— Begin —
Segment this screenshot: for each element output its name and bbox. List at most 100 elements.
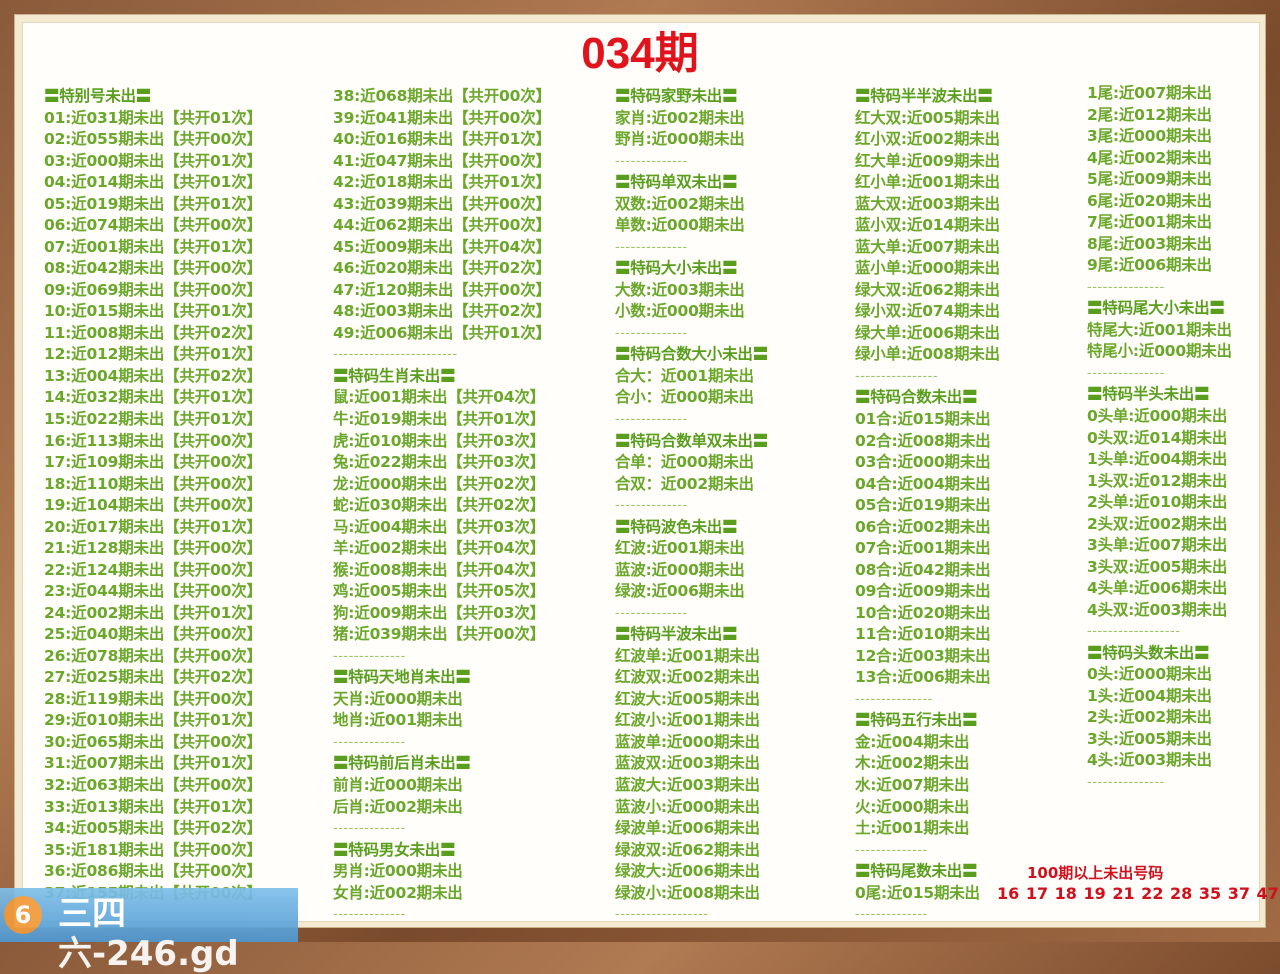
list-item: 14:近032期未出【共开01次】 (44, 388, 262, 407)
list-item: 合大：近001期未出 (615, 366, 754, 385)
list-item: 小数:近000期未出 (615, 302, 745, 321)
list-item: 11:近008期未出【共开02次】 (44, 323, 262, 342)
section-header: 〓特码五行未出〓 (855, 711, 978, 730)
list-item: 11合:近010期未出 (855, 625, 991, 644)
list-item: 39:近041期未出【共开00次】 (333, 108, 551, 127)
list-item: 天肖:近000期未出 (333, 689, 463, 708)
list-item: 29:近010期未出【共开01次】 (44, 711, 262, 730)
divider: ---------------- (855, 368, 939, 384)
list-item: 红小双:近002期未出 (855, 130, 1000, 149)
list-item: 15:近022期未出【共开01次】 (44, 409, 262, 428)
list-item: 野肖:近000期未出 (615, 130, 745, 149)
list-item: 12:近012期未出【共开01次】 (44, 345, 262, 364)
list-item: 10合:近020期未出 (855, 603, 991, 622)
list-item: 2头单:近010期未出 (1087, 493, 1228, 512)
list-item: 绿大双:近062期未出 (855, 280, 1000, 299)
list-item: 蛇:近030期未出【共开02次】 (333, 496, 545, 515)
list-item: 蓝小双:近014期未出 (855, 216, 1000, 235)
list-item: 47:近120期未出【共开00次】 (333, 280, 551, 299)
list-item: 红波大:近005期未出 (615, 689, 760, 708)
list-item: 17:近109期未出【共开00次】 (44, 453, 262, 472)
list-item: 2头双:近002期未出 (1087, 514, 1228, 533)
list-item: 12合:近003期未出 (855, 646, 991, 665)
divider: -------------- (855, 907, 928, 923)
list-item: 08:近042期未出【共开00次】 (44, 259, 262, 278)
divider: --------------- (1087, 775, 1165, 790)
section-header: 〓特码合数大小未出〓 (615, 345, 769, 364)
list-item: 21:近128期未出【共开00次】 (44, 539, 262, 558)
list-item: 10:近015期未出【共开01次】 (44, 302, 262, 321)
list-item: 羊:近002期未出【共开04次】 (333, 539, 545, 558)
list-item: 鸡:近005期未出【共开05次】 (333, 582, 545, 601)
list-item: 绿波:近006期未出 (615, 582, 745, 601)
list-item: 水:近007期未出 (855, 776, 970, 794)
list-item: 3头单:近007期未出 (1087, 536, 1228, 555)
list-item: 46:近020期未出【共开02次】 (333, 259, 551, 278)
list-item: 49:近006期未出【共开01次】 (333, 323, 551, 342)
list-item: 38:近068期未出【共开00次】 (333, 87, 551, 105)
list-item: 06:近074期未出【共开00次】 (44, 216, 262, 235)
list-item: 绿小单:近008期未出 (855, 345, 1000, 364)
divider: ------------------ (615, 907, 709, 923)
section-header: 〓特码半波未出〓 (615, 625, 738, 644)
list-item: 01合:近015期未出 (855, 409, 991, 428)
list-item: 4头:近003期未出 (1087, 751, 1212, 770)
list-item: 鼠:近001期未出【共开04次】 (333, 388, 545, 407)
list-item: 地肖:近001期未出 (333, 711, 463, 730)
list-item: 牛:近019期未出【共开01次】 (333, 409, 545, 428)
list-item: 20:近017期未出【共开01次】 (44, 517, 262, 536)
list-item: 32:近063期未出【共开00次】 (44, 776, 262, 794)
list-item: 04:近014期未出【共开01次】 (44, 173, 262, 192)
divider: -------------- (333, 907, 406, 923)
list-item: 蓝大双:近003期未出 (855, 194, 1000, 213)
list-item: 7尾:近001期未出 (1087, 213, 1212, 232)
section-header: 〓特码尾数未出〓 (855, 862, 978, 881)
list-item: 03合:近000期未出 (855, 453, 991, 472)
section-header: 〓特码天地肖未出〓 (333, 668, 471, 687)
column-special-numbers: 〓特别号未出〓 01:近031期未出【共开01次】 02:近055期未出【共开00次… (44, 86, 262, 904)
list-item: 1头双:近012期未出 (1087, 471, 1228, 490)
list-item: 绿波单:近006期未出 (615, 819, 760, 838)
content-panel (22, 22, 1260, 922)
list-item: 男肖:近000期未出 (333, 862, 463, 881)
list-item: 0尾:近015期未出 (855, 883, 980, 902)
list-item: 龙:近000期未出【共开02次】 (333, 474, 545, 493)
list-item: 绿波双:近062期未出 (615, 840, 760, 859)
list-item: 08合:近042期未出 (855, 560, 991, 579)
divider: --------------- (1087, 279, 1165, 295)
list-item: 40:近016期未出【共开01次】 (333, 130, 551, 149)
list-item: 48:近003期未出【共开02次】 (333, 302, 551, 321)
list-item: 绿波小:近008期未出 (615, 883, 760, 902)
list-item: 蓝小单:近000期未出 (855, 259, 1000, 278)
list-item: 05:近019期未出【共开01次】 (44, 194, 262, 213)
list-item: 1头单:近004期未出 (1087, 450, 1228, 469)
list-item: 31:近007期未出【共开01次】 (44, 754, 262, 773)
section-header: 〓特码头数未出〓 (1087, 643, 1210, 662)
divider: -------------- (615, 411, 688, 427)
list-item: 05合:近019期未出 (855, 496, 991, 515)
list-item: 大数:近003期未出 (615, 280, 745, 299)
list-item: 土:近001期未出 (855, 819, 970, 838)
divider: -------------- (615, 605, 688, 621)
list-item: 13:近004期未出【共开02次】 (44, 366, 262, 385)
list-item: 火:近000期未出 (855, 797, 970, 816)
list-item: 42:近018期未出【共开01次】 (333, 173, 551, 192)
list-item: 合单：近000期未出 (615, 453, 754, 472)
list-item: 红小单:近001期未出 (855, 173, 1000, 192)
list-item: 蓝波大:近003期未出 (615, 776, 760, 794)
list-item: 特尾大:近001期未出 (1087, 320, 1232, 339)
list-item: 3尾:近000期未出 (1087, 127, 1212, 146)
list-item: 猪:近039期未出【共开00次】 (333, 625, 545, 644)
list-item: 03:近000期未出【共开01次】 (44, 151, 262, 170)
list-item: 02合:近008期未出 (855, 431, 991, 450)
list-item: 蓝波双:近003期未出 (615, 754, 760, 773)
list-item: 兔:近022期未出【共开03次】 (333, 453, 545, 472)
list-item: 27:近025期未出【共开02次】 (44, 668, 262, 687)
list-item: 07合:近001期未出 (855, 539, 991, 558)
list-item: 16:近113期未出【共开00次】 (44, 431, 262, 450)
section-header: 〓特码半半波未出〓 (855, 87, 993, 105)
over-100-title: 100期以上未出号码 (1027, 864, 1164, 882)
divider: -------------- (333, 648, 406, 664)
list-item: 红波单:近001期未出 (615, 646, 760, 665)
section-header: 〓特码生肖未出〓 (333, 366, 456, 385)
— End —
**TASK DETAILS**
Copy out, without any change, the lines running from the line containing "list-item: 14:近032期未出【共开01次】 (44, 388, 262, 407)" through the line containing "section-header: 〓特码五行未出〓 (855, 711, 978, 730)", both included.

**WRITTEN SOLUTION**
list-item: 14:近032期未出【共开01次】 (44, 388, 262, 407)
list-item: 合大：近001期未出 (615, 366, 754, 385)
list-item: 小数:近000期未出 (615, 302, 745, 321)
list-item: 11:近008期未出【共开02次】 (44, 323, 262, 342)
section-header: 〓特码五行未出〓 (855, 711, 978, 730)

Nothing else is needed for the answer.